» Records from a data source:
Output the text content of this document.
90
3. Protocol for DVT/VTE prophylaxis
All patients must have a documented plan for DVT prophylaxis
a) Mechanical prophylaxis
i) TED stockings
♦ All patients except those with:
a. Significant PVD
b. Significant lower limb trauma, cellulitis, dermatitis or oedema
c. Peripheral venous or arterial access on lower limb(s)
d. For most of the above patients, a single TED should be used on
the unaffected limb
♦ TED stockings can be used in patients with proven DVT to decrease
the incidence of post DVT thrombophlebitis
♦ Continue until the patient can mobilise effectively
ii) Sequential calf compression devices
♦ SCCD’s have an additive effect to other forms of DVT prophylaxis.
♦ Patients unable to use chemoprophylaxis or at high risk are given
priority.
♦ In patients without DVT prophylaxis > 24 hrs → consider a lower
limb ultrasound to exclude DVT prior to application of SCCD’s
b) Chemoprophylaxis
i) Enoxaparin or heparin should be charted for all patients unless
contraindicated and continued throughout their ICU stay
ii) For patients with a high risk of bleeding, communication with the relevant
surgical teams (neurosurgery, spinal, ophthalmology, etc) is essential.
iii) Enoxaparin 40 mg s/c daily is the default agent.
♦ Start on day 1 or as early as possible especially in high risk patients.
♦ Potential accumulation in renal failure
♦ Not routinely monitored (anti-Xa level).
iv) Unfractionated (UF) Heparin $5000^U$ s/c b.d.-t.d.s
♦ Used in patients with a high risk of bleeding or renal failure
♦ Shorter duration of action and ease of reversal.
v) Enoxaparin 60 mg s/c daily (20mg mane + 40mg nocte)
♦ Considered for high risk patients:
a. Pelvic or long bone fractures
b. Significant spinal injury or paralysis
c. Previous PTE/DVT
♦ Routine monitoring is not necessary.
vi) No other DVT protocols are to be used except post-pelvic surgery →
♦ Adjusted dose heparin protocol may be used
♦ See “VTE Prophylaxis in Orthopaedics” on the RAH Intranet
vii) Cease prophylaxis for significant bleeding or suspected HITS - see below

» Required action:
In this exercise, the data above is to be printed exactly.

» Final answer:
Output the text content of this document.
90
3. Protocol for DVT/VTE prophylaxis
All patients must have a documented plan for DVT prophylaxis
a) Mechanical prophylaxis
i) TED stockings
♦ All patients except those with:
a. Significant PVD
b. Significant lower limb trauma, cellulitis, dermatitis or oedema
c. Peripheral venous or arterial access on lower limb(s)
d. For most of the above patients, a single TED should be used on
the unaffected limb
♦ TED stockings can be used in patients with proven DVT to decrease
the incidence of post DVT thrombophlebitis
♦ Continue until the patient can mobilise effectively
ii) Sequential calf compression devices
♦ SCCD’s have an additive effect to other forms of DVT prophylaxis.
♦ Patients unable to use chemoprophylaxis or at high risk are given
priority.
♦ In patients without DVT prophylaxis > 24 hrs → consider a lower
limb ultrasound to exclude DVT prior to application of SCCD’s
b) Chemoprophylaxis
i) Enoxaparin or heparin should be charted for all patients unless
contraindicated and continued throughout their ICU stay
ii) For patients with a high risk of bleeding, communication with the relevant
surgical teams (neurosurgery, spinal, ophthalmology, etc) is essential.
iii) Enoxaparin 40 mg s/c daily is the default agent.
♦ Start on day 1 or as early as possible especially in high risk patients.
♦ Potential accumulation in renal failure
♦ Not routinely monitored (anti-Xa level).
iv) Unfractionated (UF) Heparin $5000^U$ s/c b.d.-t.d.s
♦ Used in patients with a high risk of bleeding or renal failure
♦ Shorter duration of action and ease of reversal.
v) Enoxaparin 60 mg s/c daily (20mg mane + 40mg nocte)
♦ Considered for high risk patients:
a. Pelvic or long bone fractures
b. Significant spinal injury or paralysis
c. Previous PTE/DVT
♦ Routine monitoring is not necessary.
vi) No other DVT protocols are to be used except post-pelvic surgery →
♦ Adjusted dose heparin protocol may be used
♦ See “VTE Prophylaxis in Orthopaedics” on the RAH Intranet
vii) Cease prophylaxis for significant bleeding or suspected HITS - see below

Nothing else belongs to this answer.